▶ TEXT SECTION
“At thy right hand there are pleasures for evermore” (Ps. 16:11)
“And I saw another mighty angel come down from heaven, clothed with a cloud: and a rainbow was upon his head, and his face was as it were the sun, and his feet as pillars of fire: And he had in his hand a little book open: and he set his right foot upon the sea, and his left foot on the earth, And cried with a loud voice, as when a lion roareth: and when he had cried, seven thunders uttered their voices. And when the seven thunders had uttered their voices, I was about to write: and I heard a voice from heaven saying unto me, Seal up those things which the seven thunders uttered, and write them not” (Rev. 10:1–4).
Between the sounding of the sixth and seventh trumpet, we have an interlude—in the same way that we had an interlude between the opening of the sixth and seventh seals in chapter 7.

▶ SOURCE EXCERPT

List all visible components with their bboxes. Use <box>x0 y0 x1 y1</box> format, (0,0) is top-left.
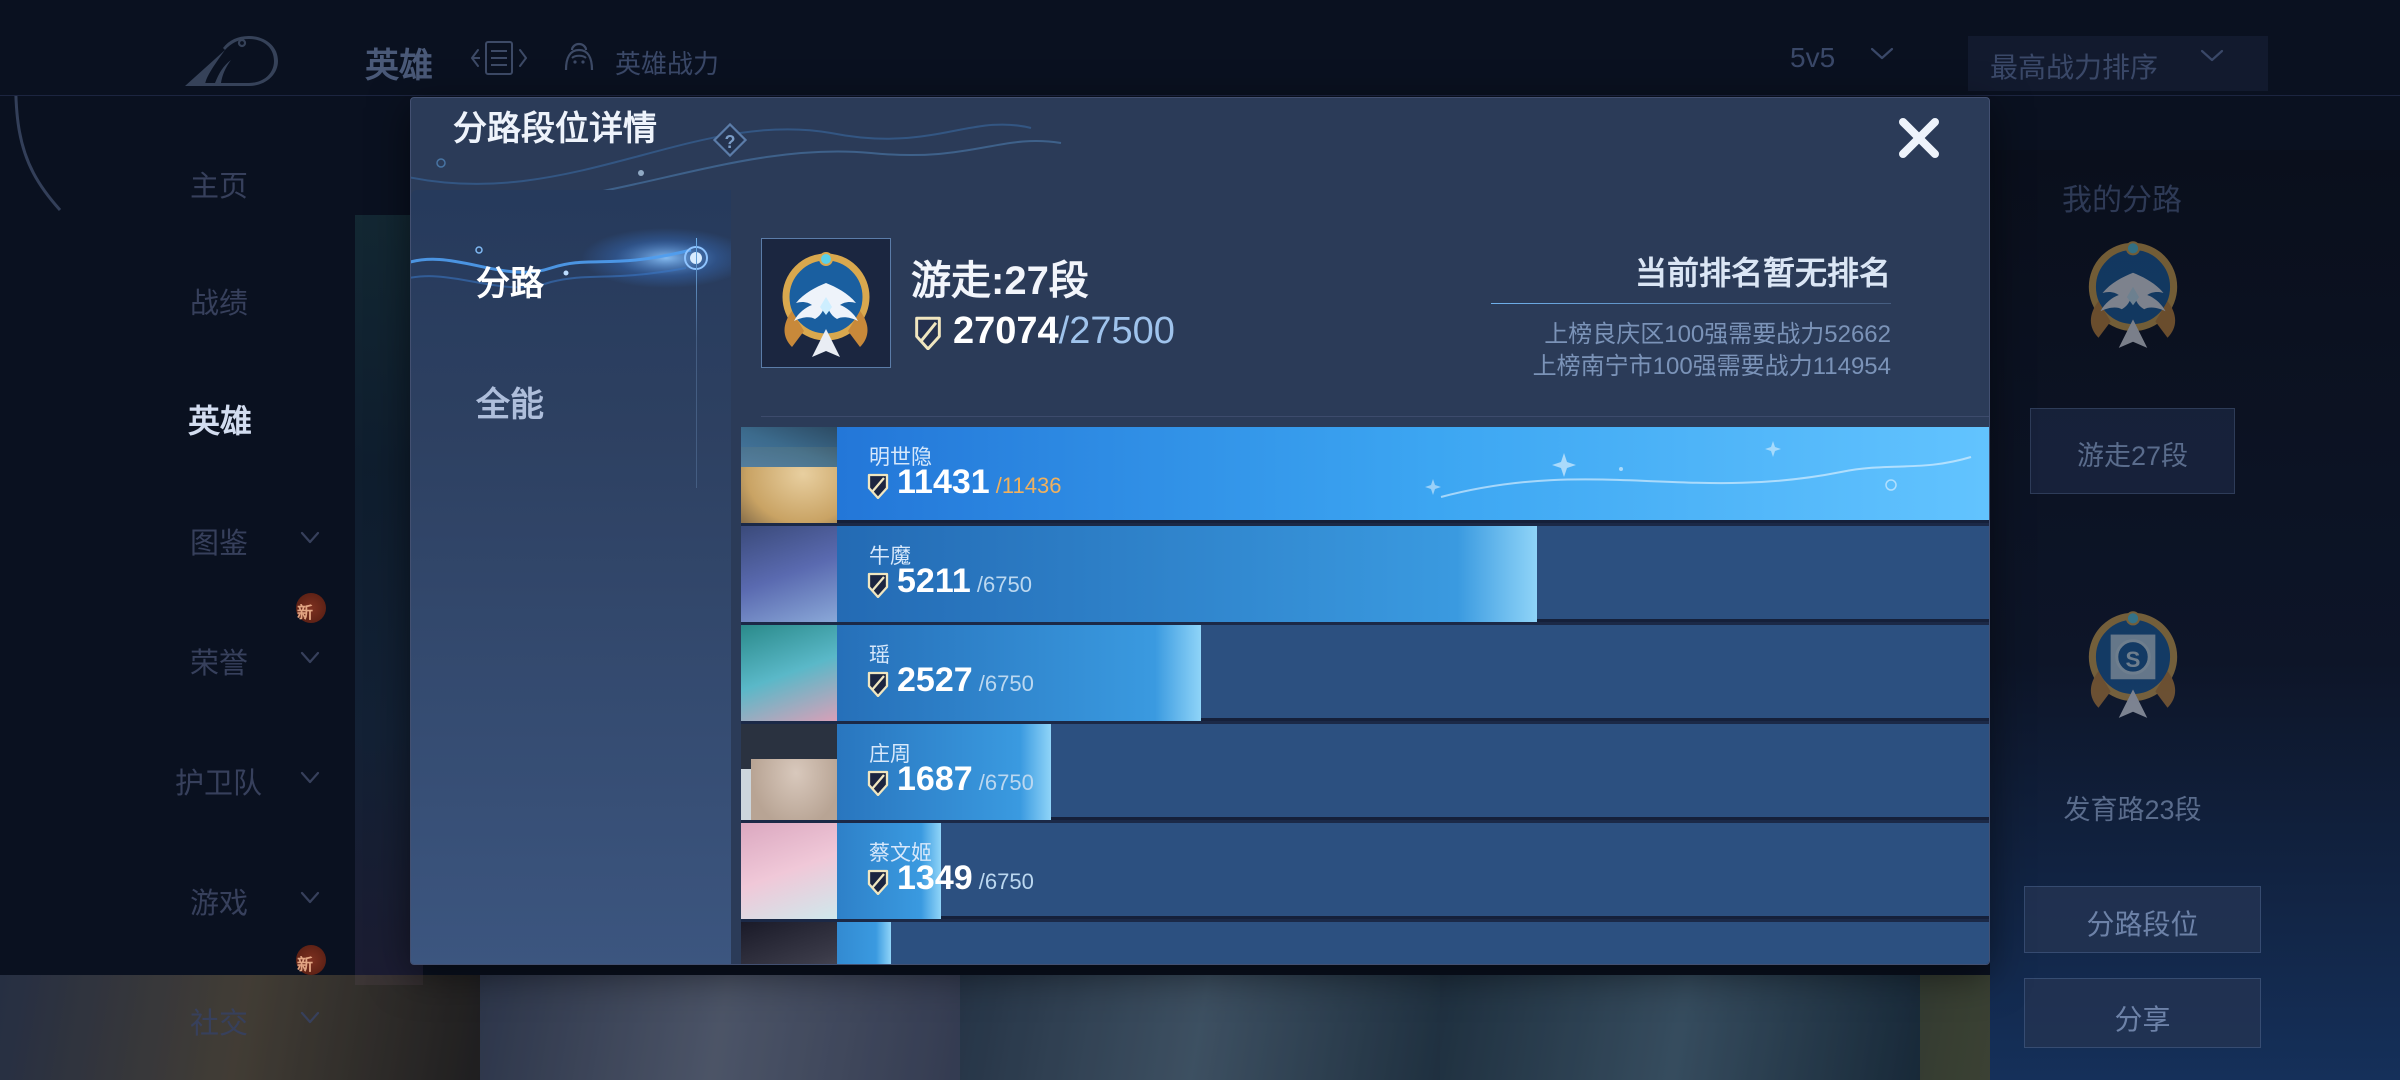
svg-text:?: ? <box>725 132 736 152</box>
svg-text:S: S <box>2126 647 2141 672</box>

▶ THE TASKS
**1.** In the passage on Revelation 10, between the sounding of which two trumpets does an interlude come?
**2.** From the passage on Revelation 10, set down word for word the part that opens with the words containing "Between the sounding" and closes with "in chapter 7.".

▶ SOLUTIONS
**1.** Between the sixth and seventh trumpet.

**2.**
Between the sounding of the sixth and seventh trumpet, we have an interlude—in the same way that we had an interlude between the opening of the sixth and seventh seals in chapter 7.